» DOCUMENT PASSAGE
▬▬▬▬▬▬
Observation data (J2000 epoch)
- Constellation: Hydra
- Right ascension: 10^{h} 18^{m} 36.5578^{s}
- Declination: −17° 58′ 56.973″
- Apparent magnitude (B): 12.92
- Surface brightness: 23.48 mag/arcsec^{2}

Characteristics
- Type: SAB(rs)c
- Size: 87.73 kpc (286,000 ly) (diameter; 25.0 mag/arcsec^{2} B-band isophote)

Other designations
- ESO 567- G 045, UGCA 210, MCG -03-26-037, PGC 30108

= NGC 3200 =

Large galaxy in the constellation Hydra

NGC 3200 is a large spiral galaxy located in the constellation Hydra. Its velocity relative to the cosmic microwave background is 3,877 ± 25 km/s, which corresponds to a Hubble distance of 57.2 ± 4.0 Mpc (~187 million ly). NGC 3200 was discovered by American astronomer Edward Singleton Holden in 1882.
▬▬▬▬▬▬
» GIVEN ENTRIES
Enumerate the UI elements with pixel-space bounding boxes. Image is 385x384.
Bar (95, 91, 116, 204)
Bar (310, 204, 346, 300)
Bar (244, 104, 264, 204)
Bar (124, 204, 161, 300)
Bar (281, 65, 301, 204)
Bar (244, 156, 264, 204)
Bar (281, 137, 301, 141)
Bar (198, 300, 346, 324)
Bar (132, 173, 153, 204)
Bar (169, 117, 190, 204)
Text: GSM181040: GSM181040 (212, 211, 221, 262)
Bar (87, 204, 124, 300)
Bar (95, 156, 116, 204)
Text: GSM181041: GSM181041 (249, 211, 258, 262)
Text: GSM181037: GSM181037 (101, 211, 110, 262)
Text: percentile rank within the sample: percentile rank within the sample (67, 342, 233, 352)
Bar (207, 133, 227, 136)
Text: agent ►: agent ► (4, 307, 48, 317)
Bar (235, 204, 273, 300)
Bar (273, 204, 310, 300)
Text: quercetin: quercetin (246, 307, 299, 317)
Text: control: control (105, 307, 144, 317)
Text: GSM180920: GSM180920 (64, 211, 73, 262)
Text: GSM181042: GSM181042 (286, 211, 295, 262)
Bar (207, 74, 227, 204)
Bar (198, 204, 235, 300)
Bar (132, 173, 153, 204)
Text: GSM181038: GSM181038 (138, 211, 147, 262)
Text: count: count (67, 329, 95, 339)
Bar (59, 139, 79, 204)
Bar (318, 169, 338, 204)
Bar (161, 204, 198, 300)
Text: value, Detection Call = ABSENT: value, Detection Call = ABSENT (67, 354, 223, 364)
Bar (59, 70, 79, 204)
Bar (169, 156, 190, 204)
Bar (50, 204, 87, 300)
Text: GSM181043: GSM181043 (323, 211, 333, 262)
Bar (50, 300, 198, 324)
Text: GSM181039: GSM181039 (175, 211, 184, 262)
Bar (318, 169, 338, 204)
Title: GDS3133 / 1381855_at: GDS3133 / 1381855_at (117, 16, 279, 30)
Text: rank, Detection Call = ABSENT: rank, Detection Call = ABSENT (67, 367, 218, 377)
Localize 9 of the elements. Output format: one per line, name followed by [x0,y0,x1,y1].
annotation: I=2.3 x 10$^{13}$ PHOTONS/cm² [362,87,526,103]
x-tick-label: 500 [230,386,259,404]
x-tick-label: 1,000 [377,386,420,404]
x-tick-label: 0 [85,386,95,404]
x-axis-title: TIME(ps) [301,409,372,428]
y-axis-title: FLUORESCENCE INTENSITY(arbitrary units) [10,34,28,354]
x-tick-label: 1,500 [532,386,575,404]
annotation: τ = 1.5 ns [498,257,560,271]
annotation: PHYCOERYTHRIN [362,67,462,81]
▬▬▬▬▬▬
» WORK INSTRUCTIONS
**a.** What other designations does the NGC 3200 text give for the galaxy? List them all.
**b.** Answer these about the NGC 3200 text:
(i) What type is the galaxy classified as?
(ii) What is its apparent magnitude (B)?
(iii) Who discovered it, and in what year?

» SOLVED PROBLEMS
**a.**
ESO 567- G 045
UGCA 210
MCG -03-26-037
PGC 30108

**b.**
(i) SAB(rs)c
(ii) 12.92
(iii) American astronomer Edward Singleton Holden, in 1882